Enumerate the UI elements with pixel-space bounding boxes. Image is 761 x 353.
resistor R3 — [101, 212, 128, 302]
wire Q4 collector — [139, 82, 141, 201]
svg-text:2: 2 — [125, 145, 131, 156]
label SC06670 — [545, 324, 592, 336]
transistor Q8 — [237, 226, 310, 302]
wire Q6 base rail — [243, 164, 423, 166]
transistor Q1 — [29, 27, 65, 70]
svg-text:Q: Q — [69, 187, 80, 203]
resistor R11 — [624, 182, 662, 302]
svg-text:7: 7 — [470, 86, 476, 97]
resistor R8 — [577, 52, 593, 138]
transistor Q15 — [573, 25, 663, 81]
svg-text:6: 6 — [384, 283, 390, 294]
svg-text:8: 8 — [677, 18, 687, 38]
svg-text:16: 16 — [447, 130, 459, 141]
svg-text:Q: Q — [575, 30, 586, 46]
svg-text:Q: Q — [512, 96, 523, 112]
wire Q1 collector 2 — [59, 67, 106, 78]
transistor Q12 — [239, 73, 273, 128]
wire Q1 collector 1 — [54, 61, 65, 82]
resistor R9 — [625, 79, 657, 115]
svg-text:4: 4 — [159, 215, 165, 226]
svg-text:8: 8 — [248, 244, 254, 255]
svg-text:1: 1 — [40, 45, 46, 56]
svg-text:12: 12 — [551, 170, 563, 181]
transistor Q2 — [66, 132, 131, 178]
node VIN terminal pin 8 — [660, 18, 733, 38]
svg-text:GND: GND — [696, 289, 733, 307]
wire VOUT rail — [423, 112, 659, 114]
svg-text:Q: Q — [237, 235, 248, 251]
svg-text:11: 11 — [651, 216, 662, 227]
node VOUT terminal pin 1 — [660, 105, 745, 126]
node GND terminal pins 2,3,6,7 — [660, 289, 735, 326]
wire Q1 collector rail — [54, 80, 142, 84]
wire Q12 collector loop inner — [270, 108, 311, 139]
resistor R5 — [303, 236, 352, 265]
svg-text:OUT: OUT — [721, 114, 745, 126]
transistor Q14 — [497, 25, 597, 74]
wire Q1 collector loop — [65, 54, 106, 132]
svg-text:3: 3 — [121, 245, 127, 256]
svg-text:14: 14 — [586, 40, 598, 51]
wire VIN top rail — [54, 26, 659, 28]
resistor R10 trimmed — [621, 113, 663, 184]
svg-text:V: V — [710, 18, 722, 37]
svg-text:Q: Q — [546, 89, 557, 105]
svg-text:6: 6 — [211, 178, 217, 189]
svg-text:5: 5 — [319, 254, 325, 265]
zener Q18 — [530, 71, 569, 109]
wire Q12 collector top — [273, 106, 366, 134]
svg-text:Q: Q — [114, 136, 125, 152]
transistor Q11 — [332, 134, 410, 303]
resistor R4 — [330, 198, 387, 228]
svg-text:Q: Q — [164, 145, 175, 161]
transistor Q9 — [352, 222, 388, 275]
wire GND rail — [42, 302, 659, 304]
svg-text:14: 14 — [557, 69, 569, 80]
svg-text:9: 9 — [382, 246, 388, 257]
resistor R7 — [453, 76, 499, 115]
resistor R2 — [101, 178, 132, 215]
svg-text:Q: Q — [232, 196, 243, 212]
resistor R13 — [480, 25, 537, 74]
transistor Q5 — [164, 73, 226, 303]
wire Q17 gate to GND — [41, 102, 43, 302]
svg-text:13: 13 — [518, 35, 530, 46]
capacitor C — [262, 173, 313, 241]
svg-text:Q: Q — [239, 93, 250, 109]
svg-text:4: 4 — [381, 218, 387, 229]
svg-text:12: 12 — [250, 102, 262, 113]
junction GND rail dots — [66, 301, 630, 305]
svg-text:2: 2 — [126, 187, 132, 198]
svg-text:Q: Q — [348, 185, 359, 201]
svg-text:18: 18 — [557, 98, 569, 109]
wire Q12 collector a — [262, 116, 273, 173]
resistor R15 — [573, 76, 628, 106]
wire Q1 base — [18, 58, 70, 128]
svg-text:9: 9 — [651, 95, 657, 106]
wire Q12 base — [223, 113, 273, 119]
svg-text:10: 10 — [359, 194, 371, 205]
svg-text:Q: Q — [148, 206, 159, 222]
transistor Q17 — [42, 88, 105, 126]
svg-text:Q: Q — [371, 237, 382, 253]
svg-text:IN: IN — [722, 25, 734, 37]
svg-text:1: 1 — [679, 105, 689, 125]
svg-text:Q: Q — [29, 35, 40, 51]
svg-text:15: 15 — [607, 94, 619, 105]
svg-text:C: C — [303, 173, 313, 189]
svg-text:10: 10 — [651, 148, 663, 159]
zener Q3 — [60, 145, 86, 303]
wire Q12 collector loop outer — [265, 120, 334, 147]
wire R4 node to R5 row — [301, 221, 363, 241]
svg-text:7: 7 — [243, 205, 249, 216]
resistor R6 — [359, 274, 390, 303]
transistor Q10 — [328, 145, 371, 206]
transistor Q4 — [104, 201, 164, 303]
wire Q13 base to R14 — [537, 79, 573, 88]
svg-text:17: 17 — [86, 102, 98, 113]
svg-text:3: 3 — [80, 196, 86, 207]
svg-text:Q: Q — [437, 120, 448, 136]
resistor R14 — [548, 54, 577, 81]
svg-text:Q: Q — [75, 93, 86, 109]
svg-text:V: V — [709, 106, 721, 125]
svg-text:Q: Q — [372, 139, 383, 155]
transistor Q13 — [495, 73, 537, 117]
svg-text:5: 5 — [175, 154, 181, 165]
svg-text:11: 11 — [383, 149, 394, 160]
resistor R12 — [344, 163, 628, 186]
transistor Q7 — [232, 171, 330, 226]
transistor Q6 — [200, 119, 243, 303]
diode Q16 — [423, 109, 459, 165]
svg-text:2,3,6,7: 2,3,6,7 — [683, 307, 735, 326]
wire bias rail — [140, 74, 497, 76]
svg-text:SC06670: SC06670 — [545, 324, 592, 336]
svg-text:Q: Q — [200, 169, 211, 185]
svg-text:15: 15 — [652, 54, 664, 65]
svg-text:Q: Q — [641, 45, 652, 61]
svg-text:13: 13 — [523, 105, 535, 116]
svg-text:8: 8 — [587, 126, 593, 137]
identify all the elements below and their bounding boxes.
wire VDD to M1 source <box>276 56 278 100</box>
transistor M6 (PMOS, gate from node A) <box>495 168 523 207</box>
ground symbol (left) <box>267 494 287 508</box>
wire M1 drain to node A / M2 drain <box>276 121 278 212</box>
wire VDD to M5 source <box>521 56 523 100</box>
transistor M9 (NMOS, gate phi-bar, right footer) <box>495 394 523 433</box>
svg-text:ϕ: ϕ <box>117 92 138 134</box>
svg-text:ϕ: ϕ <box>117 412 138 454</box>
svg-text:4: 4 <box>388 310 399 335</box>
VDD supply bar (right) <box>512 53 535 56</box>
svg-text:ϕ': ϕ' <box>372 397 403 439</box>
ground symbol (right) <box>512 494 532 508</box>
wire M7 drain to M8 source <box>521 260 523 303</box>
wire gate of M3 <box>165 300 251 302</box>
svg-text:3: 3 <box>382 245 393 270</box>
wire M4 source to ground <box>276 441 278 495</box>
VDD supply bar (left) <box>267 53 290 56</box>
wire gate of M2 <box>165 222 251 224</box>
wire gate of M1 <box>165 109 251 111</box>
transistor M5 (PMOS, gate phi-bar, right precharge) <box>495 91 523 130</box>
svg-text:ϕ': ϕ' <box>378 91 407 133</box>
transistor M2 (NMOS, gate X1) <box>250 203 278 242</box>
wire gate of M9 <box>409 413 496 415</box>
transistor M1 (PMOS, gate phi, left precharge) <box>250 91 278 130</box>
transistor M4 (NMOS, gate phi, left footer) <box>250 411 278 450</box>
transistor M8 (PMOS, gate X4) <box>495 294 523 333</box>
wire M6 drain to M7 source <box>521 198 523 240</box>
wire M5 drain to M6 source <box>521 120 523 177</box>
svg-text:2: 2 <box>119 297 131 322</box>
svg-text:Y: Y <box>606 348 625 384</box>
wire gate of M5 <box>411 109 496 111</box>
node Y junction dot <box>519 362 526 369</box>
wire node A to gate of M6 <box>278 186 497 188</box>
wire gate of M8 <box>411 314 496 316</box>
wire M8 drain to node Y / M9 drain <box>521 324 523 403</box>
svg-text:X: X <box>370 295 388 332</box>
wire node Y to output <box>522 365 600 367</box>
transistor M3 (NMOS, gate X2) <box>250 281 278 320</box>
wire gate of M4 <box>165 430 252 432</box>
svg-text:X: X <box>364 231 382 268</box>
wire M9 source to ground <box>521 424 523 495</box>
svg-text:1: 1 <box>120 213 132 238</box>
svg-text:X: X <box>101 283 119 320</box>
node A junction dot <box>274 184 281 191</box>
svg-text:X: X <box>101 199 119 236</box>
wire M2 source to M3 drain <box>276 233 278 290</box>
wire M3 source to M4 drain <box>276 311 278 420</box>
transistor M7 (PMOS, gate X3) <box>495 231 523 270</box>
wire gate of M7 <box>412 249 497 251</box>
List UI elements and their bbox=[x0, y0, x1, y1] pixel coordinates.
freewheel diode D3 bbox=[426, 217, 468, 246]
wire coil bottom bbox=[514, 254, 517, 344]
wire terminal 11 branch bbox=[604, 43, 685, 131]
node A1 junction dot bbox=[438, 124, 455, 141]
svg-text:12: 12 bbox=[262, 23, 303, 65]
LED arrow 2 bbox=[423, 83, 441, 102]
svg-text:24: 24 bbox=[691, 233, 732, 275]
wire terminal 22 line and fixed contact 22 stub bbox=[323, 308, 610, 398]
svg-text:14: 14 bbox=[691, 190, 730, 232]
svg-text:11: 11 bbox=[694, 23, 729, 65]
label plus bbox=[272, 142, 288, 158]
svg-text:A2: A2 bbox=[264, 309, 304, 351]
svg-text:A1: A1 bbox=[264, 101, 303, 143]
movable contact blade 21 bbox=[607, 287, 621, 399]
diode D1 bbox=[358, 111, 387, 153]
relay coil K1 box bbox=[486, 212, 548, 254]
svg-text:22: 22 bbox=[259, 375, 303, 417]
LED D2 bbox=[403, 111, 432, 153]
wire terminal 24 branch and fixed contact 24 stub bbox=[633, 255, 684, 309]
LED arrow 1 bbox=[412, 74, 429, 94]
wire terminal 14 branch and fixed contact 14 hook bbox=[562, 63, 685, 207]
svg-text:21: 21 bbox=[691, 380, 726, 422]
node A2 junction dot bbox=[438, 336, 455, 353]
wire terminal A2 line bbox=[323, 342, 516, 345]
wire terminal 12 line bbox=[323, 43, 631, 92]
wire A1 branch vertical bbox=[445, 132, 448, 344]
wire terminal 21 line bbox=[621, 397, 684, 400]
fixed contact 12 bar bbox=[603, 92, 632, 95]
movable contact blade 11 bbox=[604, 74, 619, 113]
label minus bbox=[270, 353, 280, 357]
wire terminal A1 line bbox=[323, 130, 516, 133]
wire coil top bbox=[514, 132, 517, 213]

- _Written problem_
Swap "transistor" for "BJT" everywhere it occurs in the stretch from the start of the entries through the line containing "resistor R4 — [330, 198, 387, 228]", and give those lines again with nothing else changed.

- _Output of the exercise_
Enumerate the UI elements with pixel-space bounding boxes. Image is 761 x 353.
resistor R3 — [101, 212, 128, 302]
wire Q4 collector — [139, 82, 141, 201]
svg-text:2: 2 — [125, 145, 131, 156]
label SC06670 — [545, 324, 592, 336]
BJT Q8 — [237, 226, 310, 302]
wire Q6 base rail — [243, 164, 423, 166]
BJT Q1 — [29, 27, 65, 70]
svg-text:Q: Q — [69, 187, 80, 203]
resistor R11 — [624, 182, 662, 302]
svg-text:7: 7 — [470, 86, 476, 97]
resistor R8 — [577, 52, 593, 138]
BJT Q15 — [573, 25, 663, 81]
svg-text:6: 6 — [384, 283, 390, 294]
svg-text:8: 8 — [677, 18, 687, 38]
svg-text:16: 16 — [447, 130, 459, 141]
svg-text:Q: Q — [575, 30, 586, 46]
svg-text:Q: Q — [512, 96, 523, 112]
wire Q1 collector 2 — [59, 67, 106, 78]
BJT Q12 — [239, 73, 273, 128]
wire Q1 collector 1 — [54, 61, 65, 82]
resistor R9 — [625, 79, 657, 115]
svg-text:4: 4 — [159, 215, 165, 226]
svg-text:8: 8 — [248, 244, 254, 255]
svg-text:1: 1 — [40, 45, 46, 56]
svg-text:12: 12 — [551, 170, 563, 181]
BJT Q2 — [66, 132, 131, 178]
node VIN terminal pin 8 — [660, 18, 733, 38]
svg-text:GND: GND — [696, 289, 733, 307]
wire VOUT rail — [423, 112, 659, 114]
svg-text:Q: Q — [237, 235, 248, 251]
svg-text:11: 11 — [651, 216, 662, 227]
node VOUT terminal pin 1 — [660, 105, 745, 126]
node GND terminal pins 2,3,6,7 — [660, 289, 735, 326]
wire Q1 collector rail — [54, 80, 142, 84]
wire Q12 collector loop inner — [270, 108, 311, 139]
resistor R5 — [303, 236, 352, 265]
svg-text:OUT: OUT — [721, 114, 745, 126]
BJT Q14 — [497, 25, 597, 74]
wire Q1 collector loop — [65, 54, 106, 132]
svg-text:3: 3 — [121, 245, 127, 256]
svg-text:14: 14 — [586, 40, 598, 51]
wire VIN top rail — [54, 26, 659, 28]
resistor R10 trimmed — [621, 113, 663, 184]
svg-text:V: V — [710, 18, 722, 37]
svg-text:Q: Q — [546, 89, 557, 105]
svg-text:6: 6 — [211, 178, 217, 189]
svg-text:5: 5 — [319, 254, 325, 265]
zener Q18 — [530, 71, 569, 109]
wire Q12 collector top — [273, 106, 366, 134]
svg-text:Q: Q — [114, 136, 125, 152]
BJT Q11 — [332, 134, 410, 303]
resistor R4 — [330, 198, 387, 228]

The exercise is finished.